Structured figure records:

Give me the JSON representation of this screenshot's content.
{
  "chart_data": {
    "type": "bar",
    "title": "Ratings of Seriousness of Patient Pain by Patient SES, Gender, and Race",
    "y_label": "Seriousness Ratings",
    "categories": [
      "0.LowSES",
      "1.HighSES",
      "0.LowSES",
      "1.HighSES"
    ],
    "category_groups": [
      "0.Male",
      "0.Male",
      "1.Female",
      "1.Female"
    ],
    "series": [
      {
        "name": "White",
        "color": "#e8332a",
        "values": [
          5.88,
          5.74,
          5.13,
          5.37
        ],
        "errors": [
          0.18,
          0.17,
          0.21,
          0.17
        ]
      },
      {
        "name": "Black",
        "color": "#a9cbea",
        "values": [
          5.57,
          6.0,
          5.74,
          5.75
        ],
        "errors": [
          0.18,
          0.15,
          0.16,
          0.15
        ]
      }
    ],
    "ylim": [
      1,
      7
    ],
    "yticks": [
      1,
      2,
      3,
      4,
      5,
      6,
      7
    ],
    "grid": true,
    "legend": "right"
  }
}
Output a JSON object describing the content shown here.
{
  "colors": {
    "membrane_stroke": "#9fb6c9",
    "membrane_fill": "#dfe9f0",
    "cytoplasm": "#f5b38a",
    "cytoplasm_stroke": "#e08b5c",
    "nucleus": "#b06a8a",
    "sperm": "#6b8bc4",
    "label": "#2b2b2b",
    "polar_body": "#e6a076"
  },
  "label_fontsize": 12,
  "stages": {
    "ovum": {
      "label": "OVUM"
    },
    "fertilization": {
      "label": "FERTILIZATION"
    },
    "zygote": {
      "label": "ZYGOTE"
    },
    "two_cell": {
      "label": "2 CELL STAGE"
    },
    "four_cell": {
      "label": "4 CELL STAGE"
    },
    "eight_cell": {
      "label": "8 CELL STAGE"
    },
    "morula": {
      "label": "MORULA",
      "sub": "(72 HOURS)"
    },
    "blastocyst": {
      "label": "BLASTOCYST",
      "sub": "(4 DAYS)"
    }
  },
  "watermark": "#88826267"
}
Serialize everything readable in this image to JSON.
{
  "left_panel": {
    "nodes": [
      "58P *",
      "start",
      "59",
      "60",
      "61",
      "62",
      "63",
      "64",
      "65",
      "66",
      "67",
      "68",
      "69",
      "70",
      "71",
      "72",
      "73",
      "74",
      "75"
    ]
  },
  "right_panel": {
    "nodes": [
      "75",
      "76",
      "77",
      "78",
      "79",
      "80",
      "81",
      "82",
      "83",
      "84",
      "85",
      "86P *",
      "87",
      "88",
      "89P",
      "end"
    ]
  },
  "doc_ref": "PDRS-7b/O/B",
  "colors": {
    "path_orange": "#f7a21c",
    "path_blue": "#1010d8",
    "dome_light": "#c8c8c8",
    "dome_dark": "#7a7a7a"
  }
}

* [Aim of the task] Write the data back out verbatim.

* [Result for this exercise]
Give me the JSON representation of this screenshot's content.
{
  "chart_data": {
    "type": "bar",
    "title": "Ratings of Seriousness of Patient Pain by Patient SES, Gender, and Race",
    "y_label": "Seriousness Ratings",
    "categories": [
      "0.LowSES",
      "1.HighSES",
      "0.LowSES",
      "1.HighSES"
    ],
    "category_groups": [
      "0.Male",
      "0.Male",
      "1.Female",
      "1.Female"
    ],
    "series": [
      {
        "name": "White",
        "color": "#e8332a",
        "values": [
          5.88,
          5.74,
          5.13,
          5.37
        ],
        "errors": [
          0.18,
          0.17,
          0.21,
          0.17
        ]
      },
      {
        "name": "Black",
        "color": "#a9cbea",
        "values": [
          5.57,
          6.0,
          5.74,
          5.75
        ],
        "errors": [
          0.18,
          0.15,
          0.16,
          0.15
        ]
      }
    ],
    "ylim": [
      1,
      7
    ],
    "yticks": [
      1,
      2,
      3,
      4,
      5,
      6,
      7
    ],
    "grid": true,
    "legend": "right"
  }
}
Output a JSON object describing the content shown here.
{
  "colors": {
    "membrane_stroke": "#9fb6c9",
    "membrane_fill": "#dfe9f0",
    "cytoplasm": "#f5b38a",
    "cytoplasm_stroke": "#e08b5c",
    "nucleus": "#b06a8a",
    "sperm": "#6b8bc4",
    "label": "#2b2b2b",
    "polar_body": "#e6a076"
  },
  "label_fontsize": 12,
  "stages": {
    "ovum": {
      "label": "OVUM"
    },
    "fertilization": {
      "label": "FERTILIZATION"
    },
    "zygote": {
      "label": "ZYGOTE"
    },
    "two_cell": {
      "label": "2 CELL STAGE"
    },
    "four_cell": {
      "label": "4 CELL STAGE"
    },
    "eight_cell": {
      "label": "8 CELL STAGE"
    },
    "morula": {
      "label": "MORULA",
      "sub": "(72 HOURS)"
    },
    "blastocyst": {
      "label": "BLASTOCYST",
      "sub": "(4 DAYS)"
    }
  },
  "watermark": "#88826267"
}
Serialize everything readable in this image to JSON.
{
  "left_panel": {
    "nodes": [
      "58P *",
      "start",
      "59",
      "60",
      "61",
      "62",
      "63",
      "64",
      "65",
      "66",
      "67",
      "68",
      "69",
      "70",
      "71",
      "72",
      "73",
      "74",
      "75"
    ]
  },
  "right_panel": {
    "nodes": [
      "75",
      "76",
      "77",
      "78",
      "79",
      "80",
      "81",
      "82",
      "83",
      "84",
      "85",
      "86P *",
      "87",
      "88",
      "89P",
      "end"
    ]
  },
  "doc_ref": "PDRS-7b/O/B",
  "colors": {
    "path_orange": "#f7a21c",
    "path_blue": "#1010d8",
    "dome_light": "#c8c8c8",
    "dome_dark": "#7a7a7a"
  }
}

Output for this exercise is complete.